::: Items :::
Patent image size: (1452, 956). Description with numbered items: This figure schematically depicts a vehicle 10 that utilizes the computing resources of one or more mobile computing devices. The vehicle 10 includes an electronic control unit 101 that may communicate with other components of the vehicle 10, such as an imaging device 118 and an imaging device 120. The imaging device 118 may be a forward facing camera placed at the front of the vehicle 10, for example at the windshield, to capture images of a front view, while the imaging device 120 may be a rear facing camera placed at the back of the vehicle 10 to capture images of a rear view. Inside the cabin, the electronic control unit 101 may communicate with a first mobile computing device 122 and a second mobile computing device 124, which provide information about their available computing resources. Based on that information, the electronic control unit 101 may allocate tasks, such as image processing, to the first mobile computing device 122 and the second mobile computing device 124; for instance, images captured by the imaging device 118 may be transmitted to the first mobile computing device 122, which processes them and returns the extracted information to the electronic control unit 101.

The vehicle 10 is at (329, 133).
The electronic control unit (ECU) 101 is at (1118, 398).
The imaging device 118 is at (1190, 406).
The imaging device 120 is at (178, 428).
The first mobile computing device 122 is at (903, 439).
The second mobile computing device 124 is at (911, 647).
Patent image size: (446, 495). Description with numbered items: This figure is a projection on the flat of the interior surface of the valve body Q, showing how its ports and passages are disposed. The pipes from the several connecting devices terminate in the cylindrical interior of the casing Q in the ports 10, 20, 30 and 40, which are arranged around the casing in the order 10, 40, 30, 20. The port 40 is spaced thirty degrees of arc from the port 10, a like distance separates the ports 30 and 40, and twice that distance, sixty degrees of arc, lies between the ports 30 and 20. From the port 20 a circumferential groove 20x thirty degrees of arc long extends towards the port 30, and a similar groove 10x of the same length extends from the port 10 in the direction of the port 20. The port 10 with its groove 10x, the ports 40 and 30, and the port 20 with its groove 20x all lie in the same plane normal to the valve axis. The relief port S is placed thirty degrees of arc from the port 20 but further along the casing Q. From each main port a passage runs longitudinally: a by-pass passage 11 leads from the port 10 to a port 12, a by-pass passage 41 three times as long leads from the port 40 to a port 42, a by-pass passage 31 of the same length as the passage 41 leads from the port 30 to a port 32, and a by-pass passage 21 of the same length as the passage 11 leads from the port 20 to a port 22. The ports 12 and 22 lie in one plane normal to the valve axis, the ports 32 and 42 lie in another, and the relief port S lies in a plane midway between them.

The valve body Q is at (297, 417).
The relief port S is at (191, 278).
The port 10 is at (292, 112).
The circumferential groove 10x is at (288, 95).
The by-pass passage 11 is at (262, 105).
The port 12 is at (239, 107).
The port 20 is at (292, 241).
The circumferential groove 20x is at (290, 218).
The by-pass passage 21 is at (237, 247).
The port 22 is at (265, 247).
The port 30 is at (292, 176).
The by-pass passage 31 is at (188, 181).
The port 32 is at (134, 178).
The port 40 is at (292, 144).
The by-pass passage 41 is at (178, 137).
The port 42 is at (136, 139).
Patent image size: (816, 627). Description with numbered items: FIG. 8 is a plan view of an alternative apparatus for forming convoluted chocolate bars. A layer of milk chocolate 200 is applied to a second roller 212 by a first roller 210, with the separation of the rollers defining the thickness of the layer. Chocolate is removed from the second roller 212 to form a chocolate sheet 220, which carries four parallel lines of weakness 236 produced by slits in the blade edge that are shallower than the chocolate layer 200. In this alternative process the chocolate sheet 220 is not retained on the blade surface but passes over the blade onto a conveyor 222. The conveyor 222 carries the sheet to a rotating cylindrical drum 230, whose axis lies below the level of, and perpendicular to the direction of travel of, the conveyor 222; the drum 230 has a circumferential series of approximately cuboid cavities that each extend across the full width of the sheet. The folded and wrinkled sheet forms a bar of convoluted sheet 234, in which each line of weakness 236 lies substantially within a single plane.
:::
▶ [What needs to be done]
Copy every row above word for word, leaving nothing out and changing nothing.

▶ [Output for this exercise]
Patent image size: (1452, 956). Description with numbered items: This figure schematically depicts a vehicle 10 that utilizes the computing resources of one or more mobile computing devices. The vehicle 10 includes an electronic control unit 101 that may communicate with other components of the vehicle 10, such as an imaging device 118 and an imaging device 120. The imaging device 118 may be a forward facing camera placed at the front of the vehicle 10, for example at the windshield, to capture images of a front view, while the imaging device 120 may be a rear facing camera placed at the back of the vehicle 10 to capture images of a rear view. Inside the cabin, the electronic control unit 101 may communicate with a first mobile computing device 122 and a second mobile computing device 124, which provide information about their available computing resources. Based on that information, the electronic control unit 101 may allocate tasks, such as image processing, to the first mobile computing device 122 and the second mobile computing device 124; for instance, images captured by the imaging device 118 may be transmitted to the first mobile computing device 122, which processes them and returns the extracted information to the electronic control unit 101.

The vehicle 10 is at (329, 133).
The electronic control unit (ECU) 101 is at (1118, 398).
The imaging device 118 is at (1190, 406).
The imaging device 120 is at (178, 428).
The first mobile computing device 122 is at (903, 439).
The second mobile computing device 124 is at (911, 647).
Patent image size: (446, 495). Description with numbered items: This figure is a projection on the flat of the interior surface of the valve body Q, showing how its ports and passages are disposed. The pipes from the several connecting devices terminate in the cylindrical interior of the casing Q in the ports 10, 20, 30 and 40, which are arranged around the casing in the order 10, 40, 30, 20. The port 40 is spaced thirty degrees of arc from the port 10, a like distance separates the ports 30 and 40, and twice that distance, sixty degrees of arc, lies between the ports 30 and 20. From the port 20 a circumferential groove 20x thirty degrees of arc long extends towards the port 30, and a similar groove 10x of the same length extends from the port 10 in the direction of the port 20. The port 10 with its groove 10x, the ports 40 and 30, and the port 20 with its groove 20x all lie in the same plane normal to the valve axis. The relief port S is placed thirty degrees of arc from the port 20 but further along the casing Q. From each main port a passage runs longitudinally: a by-pass passage 11 leads from the port 10 to a port 12, a by-pass passage 41 three times as long leads from the port 40 to a port 42, a by-pass passage 31 of the same length as the passage 41 leads from the port 30 to a port 32, and a by-pass passage 21 of the same length as the passage 11 leads from the port 20 to a port 22. The ports 12 and 22 lie in one plane normal to the valve axis, the ports 32 and 42 lie in another, and the relief port S lies in a plane midway between them.

The valve body Q is at (297, 417).
The relief port S is at (191, 278).
The port 10 is at (292, 112).
The circumferential groove 10x is at (288, 95).
The by-pass passage 11 is at (262, 105).
The port 12 is at (239, 107).
The port 20 is at (292, 241).
The circumferential groove 20x is at (290, 218).
The by-pass passage 21 is at (237, 247).
The port 22 is at (265, 247).
The port 30 is at (292, 176).
The by-pass passage 31 is at (188, 181).
The port 32 is at (134, 178).
The port 40 is at (292, 144).
The by-pass passage 41 is at (178, 137).
The port 42 is at (136, 139).
Patent image size: (816, 627). Description with numbered items: FIG. 8 is a plan view of an alternative apparatus for forming convoluted chocolate bars. A layer of milk chocolate 200 is applied to a second roller 212 by a first roller 210, with the separation of the rollers defining the thickness of the layer. Chocolate is removed from the second roller 212 to form a chocolate sheet 220, which carries four parallel lines of weakness 236 produced by slits in the blade edge that are shallower than the chocolate layer 200. In this alternative process the chocolate sheet 220 is not retained on the blade surface but passes over the blade onto a conveyor 222. The conveyor 222 carries the sheet to a rotating cylindrical drum 230, whose axis lies below the level of, and perpendicular to the direction of travel of, the conveyor 222; the drum 230 has a circumferential series of approximately cuboid cavities that each extend across the full width of the sheet. The folded and wrinkled sheet forms a bar of convoluted sheet 234, in which each line of weakness 236 lies substantially within a single plane.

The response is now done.